Task to complete: In how many lines does the string "object" appear? Answer with the number only.

Entries:
************
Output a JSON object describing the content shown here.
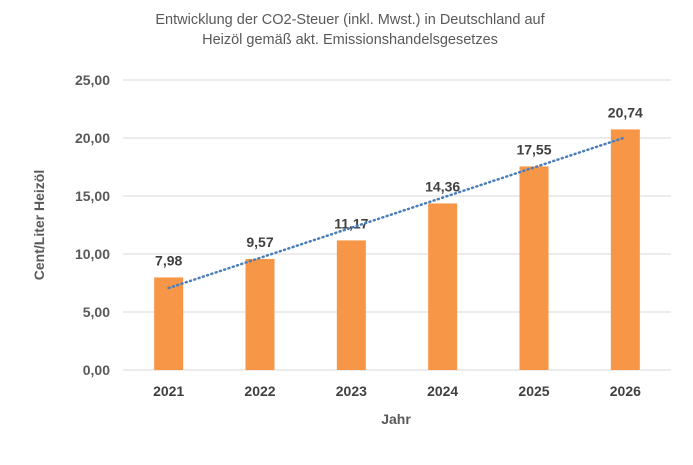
{
  "chart_data": {
    "type": "bar",
    "title_lines": [
      "Entwicklung der CO2-Steuer (inkl. Mwst.) in Deutschland auf",
      "Heizöl gemäß akt. Emissionshandelsgesetzes"
    ],
    "categories": [
      "2021",
      "2022",
      "2023",
      "2024",
      "2025",
      "2026"
    ],
    "values": [
      7.98,
      9.57,
      11.17,
      14.36,
      17.55,
      20.74
    ],
    "data_labels": [
      "7,98",
      "9,57",
      "11,17",
      "14,36",
      "17,55",
      "20,74"
    ],
    "xlabel": "Jahr",
    "ylabel": "Cent/Liter Heizöl",
    "ylim": [
      0,
      25
    ],
    "yticks": [
      0,
      5,
      10,
      15,
      20,
      25
    ],
    "ytick_labels": [
      "0,00",
      "5,00",
      "10,00",
      "15,00",
      "20,00",
      "25,00"
    ],
    "grid": true,
    "trendline": "linear",
    "colors": {
      "bar": "#F79646",
      "trendline": "#4A7EBB",
      "grid": "#D9D9D9",
      "text": "#595959"
    }
  }
}
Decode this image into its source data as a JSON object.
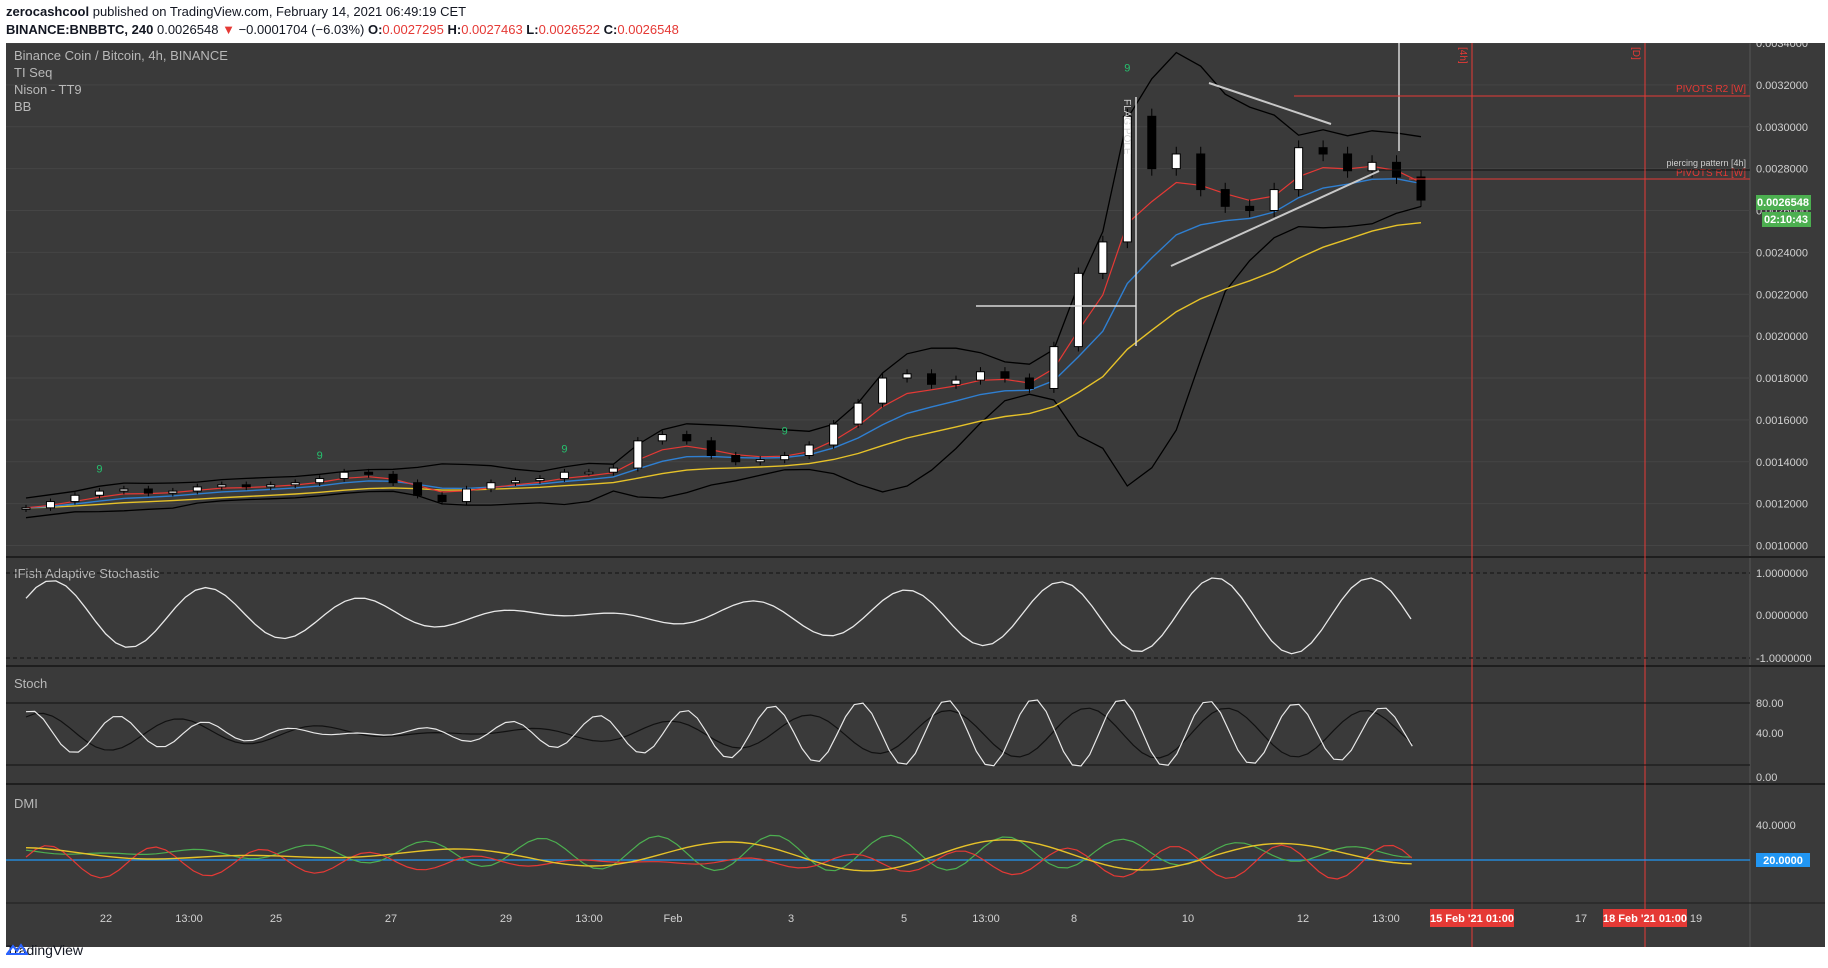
{
  "header": {
    "line1_user": "zerocashcool",
    "line1_rest": "published on TradingView.com, February 14, 2021 06:49:19 CET",
    "symbol": "BINANCE:BNBBTC, 240",
    "price": "0.0026548",
    "change": "−0.0001704 (−6.03%)",
    "o_label": "O:",
    "o_val": "0.0027295",
    "h_label": "H:",
    "h_val": "0.0027463",
    "l_label": "L:",
    "l_val": "0.0026522",
    "c_label": "C:",
    "c_val": "0.0026548"
  },
  "legend": {
    "title": "Binance Coin / Bitcoin, 4h, BINANCE",
    "ind1": "TI Seq",
    "ind2": "Nison - TT9",
    "ind3": "BB"
  },
  "panes": {
    "ifish": "IFish Adaptive Stochastic",
    "stoch": "Stoch",
    "dmi": "DMI"
  },
  "annotations": {
    "flag_pole": "FLAG POLE",
    "pivots_r2": "PIVOTS R2 [W]",
    "pivots_r1": "PIVOTS R1 [W]",
    "piercing": "piercing pattern [4h]",
    "marker_4h": "[4h]",
    "marker_d": "[D]",
    "price_tag": "0.0026548",
    "countdown": "02:10:43",
    "seq_nine": "9"
  },
  "axes": {
    "price_ticks": [
      "0.0034000",
      "0.0032000",
      "0.0030000",
      "0.0028000",
      "0.0026000",
      "0.0024000",
      "0.0022000",
      "0.0020000",
      "0.0018000",
      "0.0016000",
      "0.0014000",
      "0.0012000",
      "0.0010000"
    ],
    "ifish_ticks": [
      "1.0000000",
      "0.0000000",
      "-1.0000000"
    ],
    "stoch_ticks": [
      "80.00",
      "40.00",
      "0.00"
    ],
    "dmi_ticks": [
      "40.0000",
      "20.0000"
    ],
    "time_ticks": [
      "22",
      "13:00",
      "25",
      "27",
      "29",
      "13:00",
      "Feb",
      "3",
      "5",
      "13:00",
      "8",
      "10",
      "12",
      "13:00",
      "17",
      "19"
    ],
    "time_flag1": "15 Feb '21   01:00",
    "time_flag2": "18 Feb '21   01:00"
  },
  "colors": {
    "bg": "#3a3a3a",
    "grid": "#454545",
    "ema_fast": "#e53935",
    "ema_mid": "#2f7fd1",
    "ema_slow": "#e6c229",
    "bb": "#000000",
    "seq": "#26c06e",
    "dmi_plus": "#4caf50",
    "dmi_minus": "#e53935",
    "adx": "#e6c229",
    "price_green": "#4caf50"
  },
  "footer": {
    "brand": "TradingView"
  },
  "chart_data": {
    "type": "candlestick",
    "title": "Binance Coin / Bitcoin, 4h, BINANCE",
    "ylim": [
      0.00095,
      0.0034
    ],
    "series": [
      {
        "name": "Close (approx.)",
        "values": [
          0.00118,
          0.00121,
          0.00124,
          0.00126,
          0.00127,
          0.00125,
          0.00126,
          0.00128,
          0.00129,
          0.00128,
          0.00129,
          0.0013,
          0.00132,
          0.00135,
          0.00134,
          0.0013,
          0.00124,
          0.00121,
          0.00127,
          0.0013,
          0.00131,
          0.00132,
          0.00135,
          0.00135,
          0.00137,
          0.0015,
          0.00153,
          0.0015,
          0.00143,
          0.0014,
          0.00141,
          0.00143,
          0.00148,
          0.00158,
          0.00168,
          0.0018,
          0.00182,
          0.00177,
          0.00179,
          0.00183,
          0.0018,
          0.00175,
          0.00195,
          0.0023,
          0.00245,
          0.00305,
          0.0028,
          0.00287,
          0.0027,
          0.00262,
          0.0026,
          0.0027,
          0.0029,
          0.00287,
          0.00279,
          0.00283,
          0.00276,
          0.00265
        ]
      }
    ],
    "last_close": 0.0026548
  }
}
************
Answer below: 2